**Task to complete**
For every line in the records that has the word "تمنع", make a copy.

**Recorded data**
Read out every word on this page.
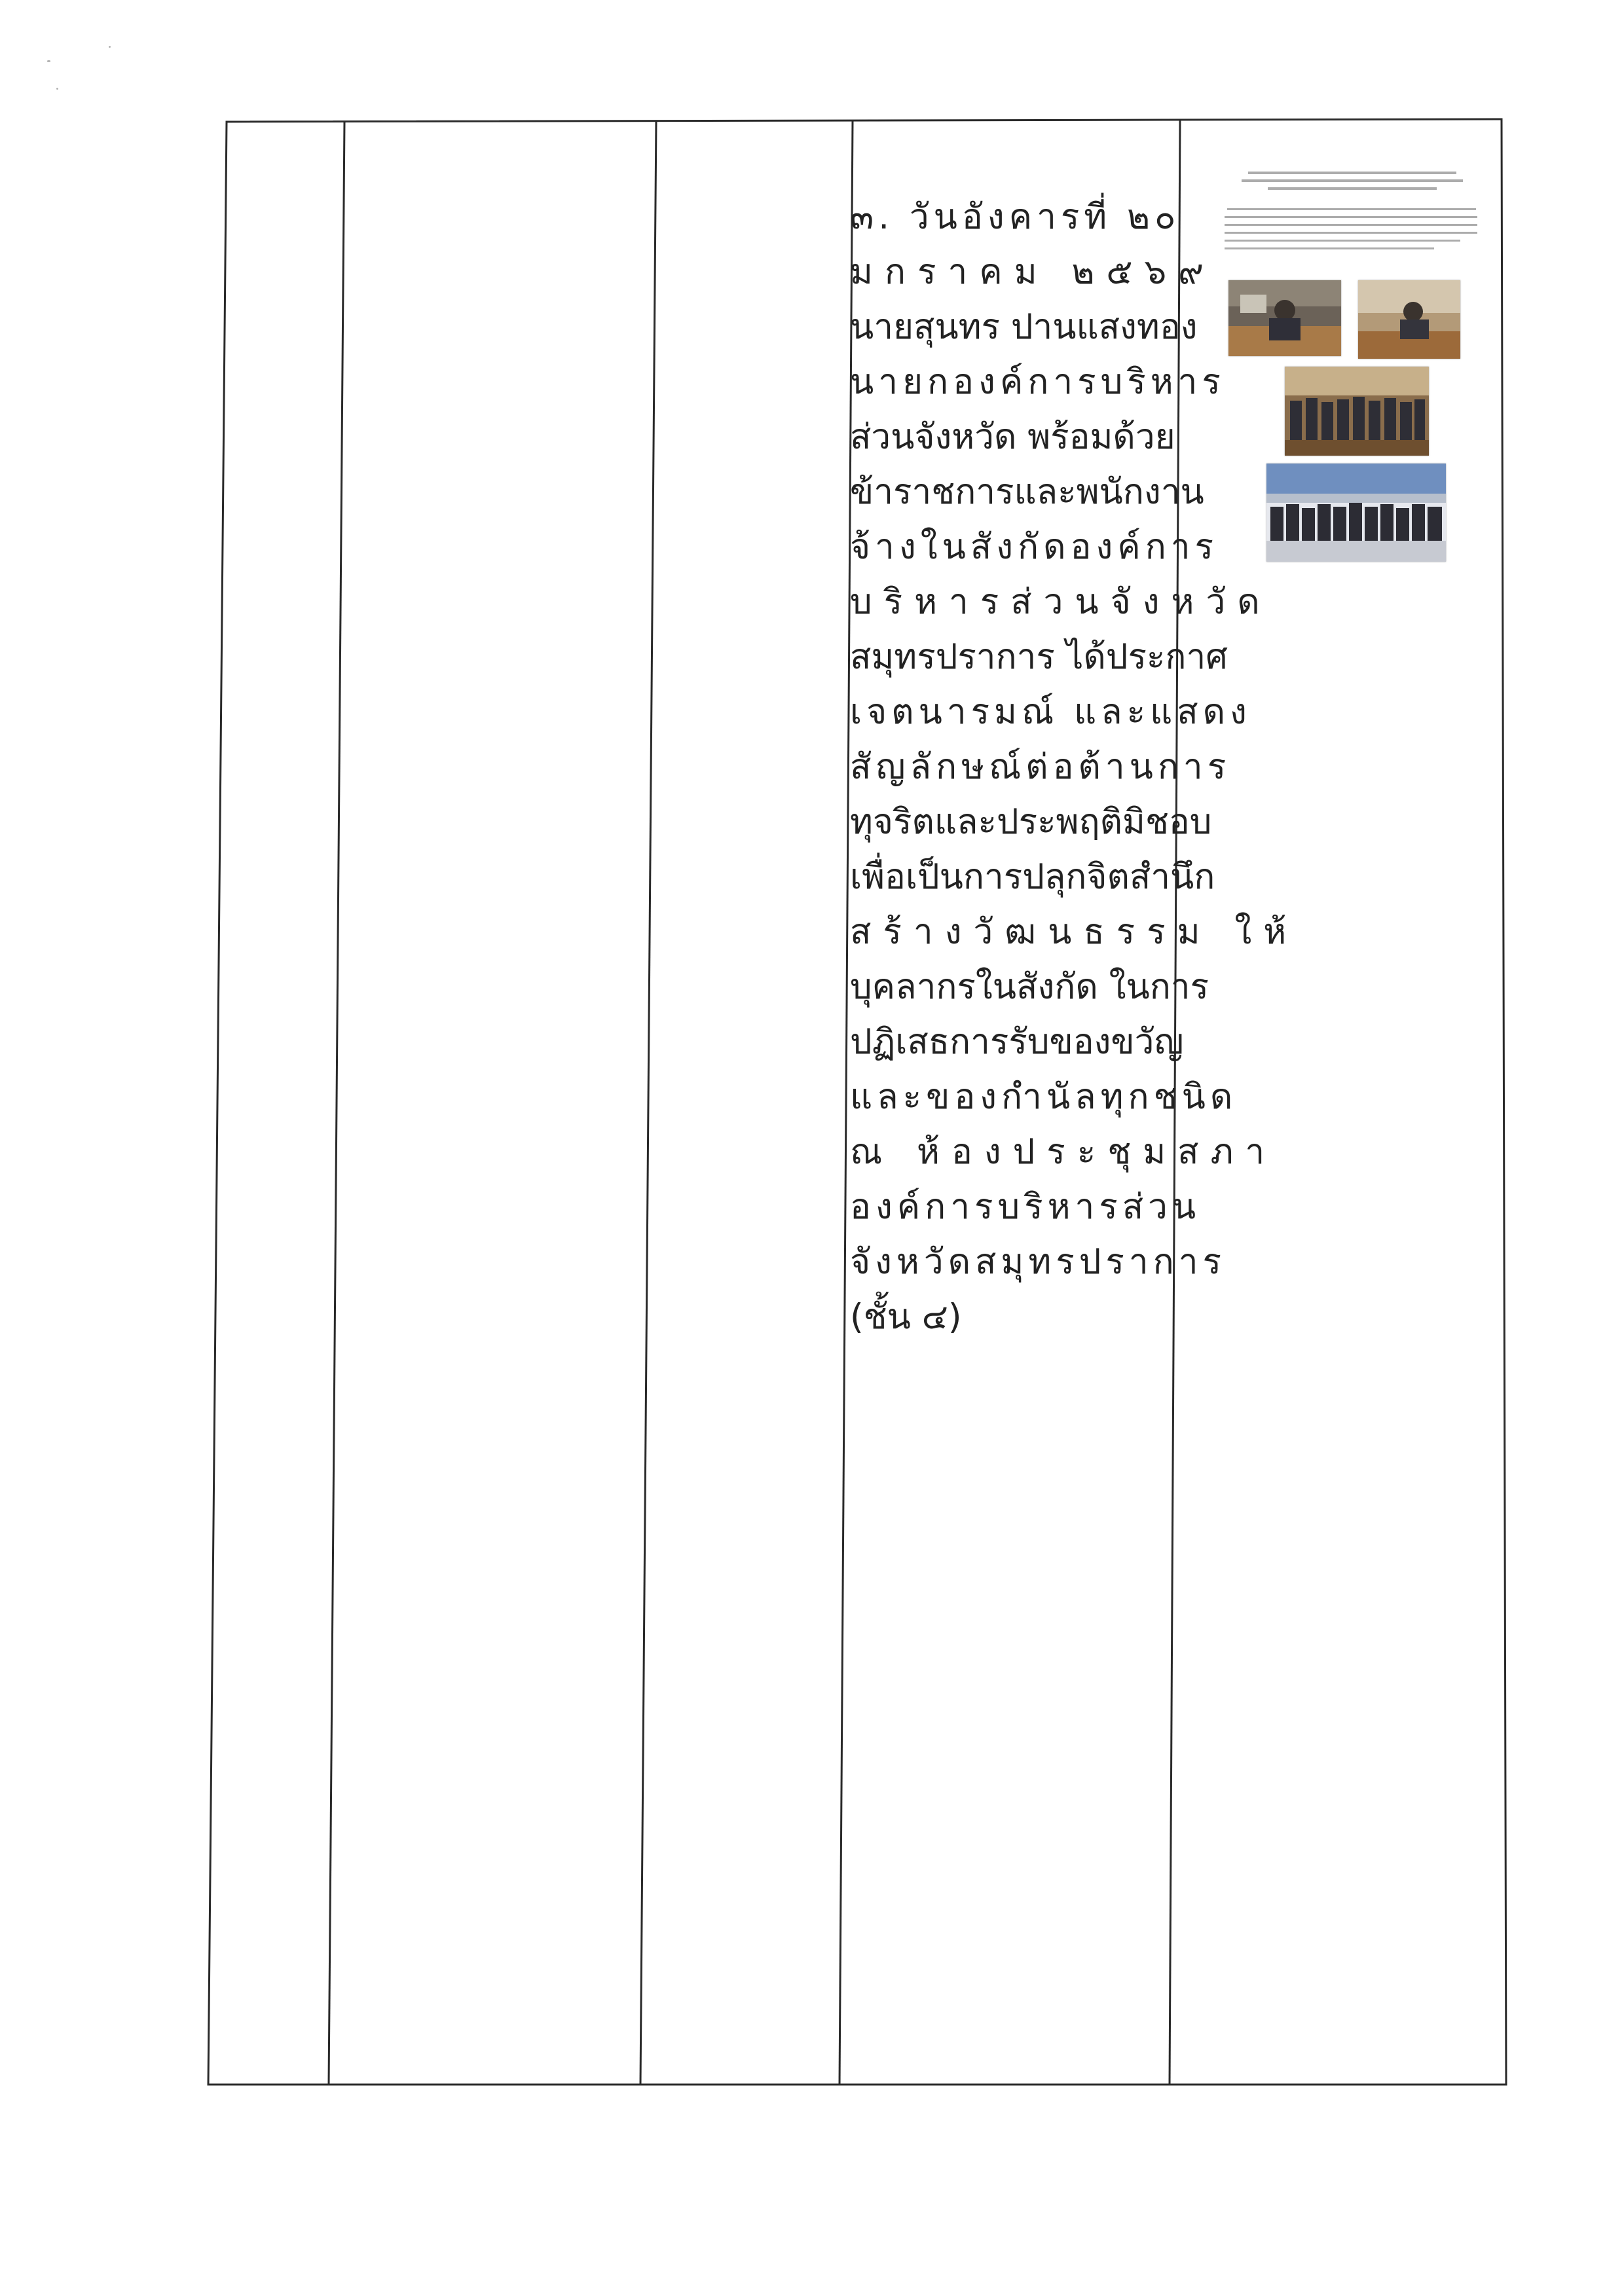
๓. วันอังคารที่ ๒๐

มกราคม ๒๕๖๙

นายสุนทร ปานแสงทอง

นายกองค์การบริหาร

ส่วนจังหวัด พร้อมด้วย

ข้าราชการและพนักงาน

จ้างในสังกัดองค์การ

บริหารส่วนจังหวัด

สมุทรปราการ ได้ประกาศ

เจตนารมณ์ และแสดง

สัญลักษณ์ต่อต้านการ

ทุจริตและประพฤติมิชอบ

เพื่อเป็นการปลุกจิตสำนึก

สร้างวัฒนธรรม ให้

บุคลากรในสังกัด ในการ

ปฏิเสธการรับของขวัญ

และของกำนัลทุกชนิด

ณ ห้องประชุมสภา

องค์การบริหารส่วน

จังหวัดสมุทรปราการ

(ชั้น ๔)
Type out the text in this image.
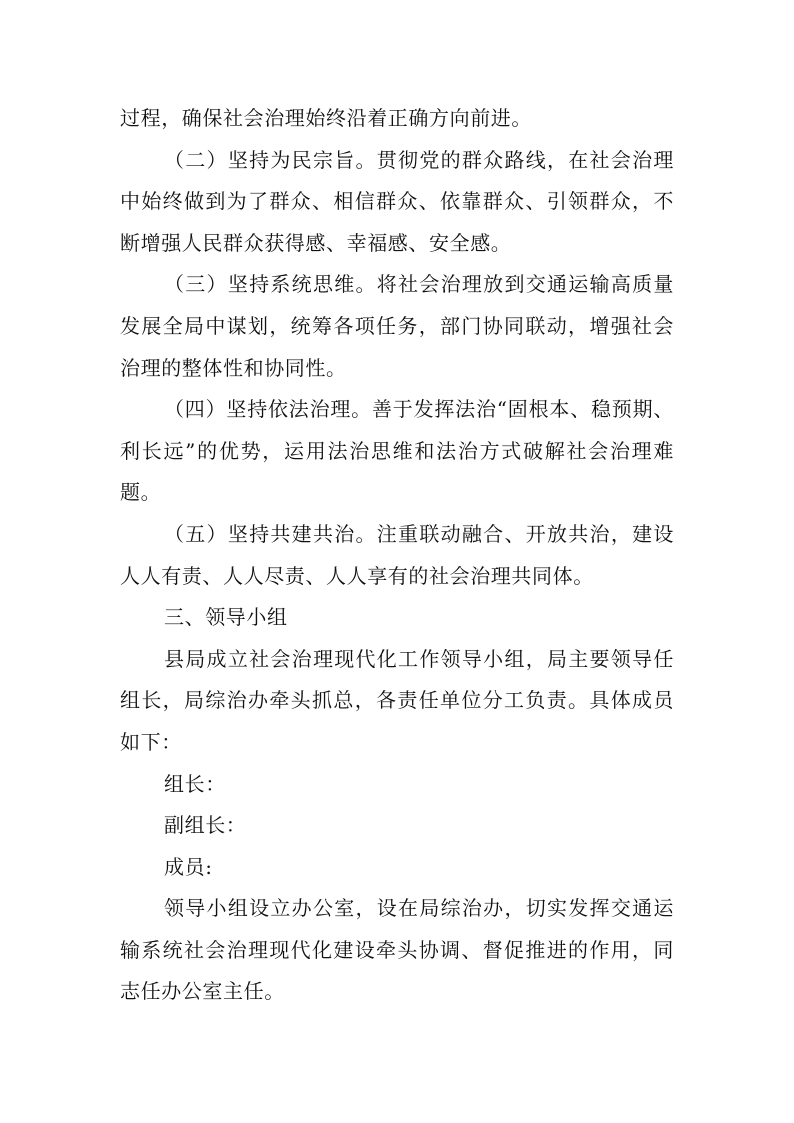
过程，确保社会治理始终沿着正确方向前进。

（二）坚持为民宗旨。贯彻党的群众路线，在社会治理中始终做到为了群众、相信群众、依靠群众、引领群众，不断增强人民群众获得感、幸福感、安全感。

（三）坚持系统思维。将社会治理放到交通运输高质量发展全局中谋划，统筹各项任务，部门协同联动，增强社会治理的整体性和协同性。

（四）坚持依法治理。善于发挥法治“固根本、稳预期、利长远”的优势，运用法治思维和法治方式破解社会治理难题。

（五）坚持共建共治。注重联动融合、开放共治，建设人人有责、人人尽责、人人享有的社会治理共同体。

三、领导小组

县局成立社会治理现代化工作领导小组，局主要领导任组长，局综治办牵头抓总，各责任单位分工负责。具体成员如下：

组长：

副组长：

成员:

领导小组设立办公室，设在局综治办，切实发挥交通运输系统社会治理现代化建设牵头协调、督促推进的作用，同志任办公室主任。
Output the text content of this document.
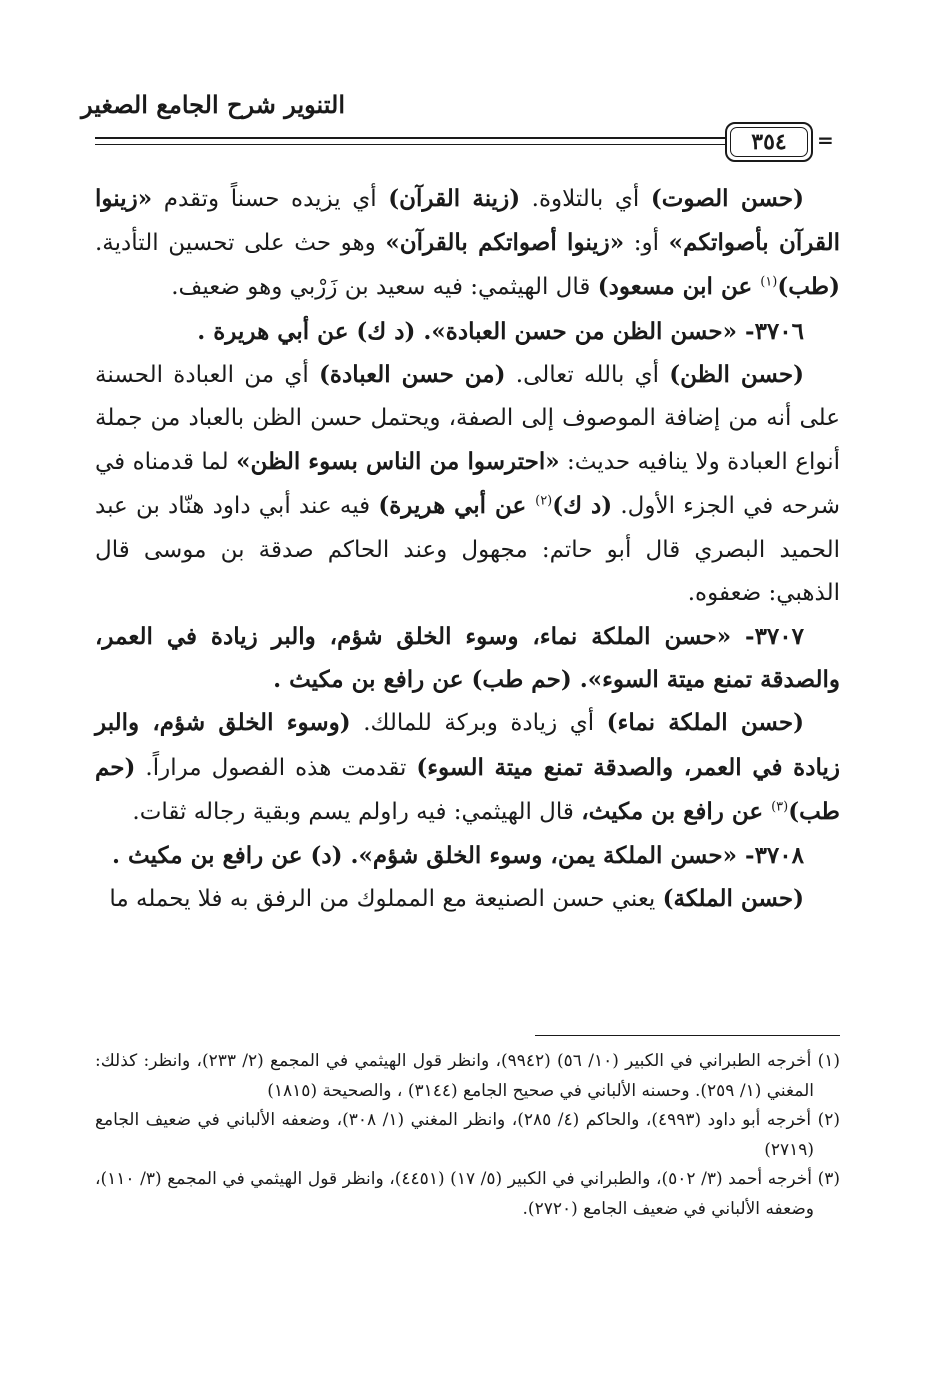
التنوير شرح الجامع الصغير
٣٥٤ =

(حسن الصوت) أي بالتلاوة. (زينة القرآن) أي يزيده حسناً وتقدم «زينوا القرآن بأصواتكم» أو: «زينوا أصواتكم بالقرآن» وهو حث على تحسين التأدية. (طب)$^{(١)}$ عن ابن مسعود) قال الهيثمي: فيه سعيد بن زَرْبي وهو ضعيف.

٣٧٠٦- «حسن الظن من حسن العبادة». (د ك) عن أبي هريرة .

(حسن الظن) أي بالله تعالى. (من حسن العبادة) أي من العبادة الحسنة على أنه من إضافة الموصوف إلى الصفة، ويحتمل حسن الظن بالعباد من جملة أنواع العبادة ولا ينافيه حديث: «احترسوا من الناس بسوء الظن» لما قدمناه في شرحه في الجزء الأول. (د ك)$^{(٢)}$ عن أبي هريرة) فيه عند أبي داود هنّاد بن عبد الحميد البصري قال أبو حاتم: مجهول وعند الحاكم صدقة بن موسى قال الذهبي: ضعفوه.

٣٧٠٧- «حسن الملكة نماء، وسوء الخلق شؤم، والبر زيادة في العمر، والصدقة تمنع ميتة السوء». (حم طب) عن رافع بن مكيث .

(حسن الملكة نماء) أي زيادة وبركة للمالك. (وسوء الخلق شؤم، والبر زيادة في العمر، والصدقة تمنع ميتة السوء) تقدمت هذه الفصول مراراً. (حم طب)$^{(٣)}$ عن رافع بن مكيث، قال الهيثمي: فيه راولم يسم وبقية رجاله ثقات.

٣٧٠٨- «حسن الملكة يمن، وسوء الخلق شؤم». (د) عن رافع بن مكيث .

(حسن الملكة) يعني حسن الصنيعة مع المملوك من الرفق به فلا يحمله ما

(١) أخرجه الطبراني في الكبير (١٠/ ٥٦) (٩٩٤٢)، وانظر قول الهيثمي في المجمع (٢/ ٢٣٣)، وانظر: كذلك: المغني (١/ ٢٥٩). وحسنه الألباني في صحيح الجامع (٣١٤٤) ، والصحيحة (١٨١٥)

(٢) أخرجه أبو داود (٤٩٩٣)، والحاكم (٤/ ٢٨٥)، وانظر المغني (١/ ٣٠٨)، وضعفه الألباني في ضعيف الجامع (٢٧١٩)

(٣) أخرجه أحمد (٣/ ٥٠٢)، والطبراني في الكبير (٥/ ١٧) (٤٤٥١)، وانظر قول الهيثمي في المجمع (٣/ ١١٠)، وضعفه الألباني في ضعيف الجامع (٢٧٢٠).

**Result**
٣٧٠٧- «حسن الملكة نماء، وسوء الخلق شؤم، والبر زيادة في العمر، والصدقة تمنع ميتة السوء». (حم طب) عن رافع بن مكيث .
(حسن الملكة نماء) أي زيادة وبركة للمالك. (وسوء الخلق شؤم، والبر زيادة في العمر، والصدقة تمنع ميتة السوء) تقدمت هذه الفصول مراراً. (حم طب)$^{(٣)}$ عن رافع بن مكيث، قال الهيثمي: فيه راولم يسم وبقية رجاله ثقات.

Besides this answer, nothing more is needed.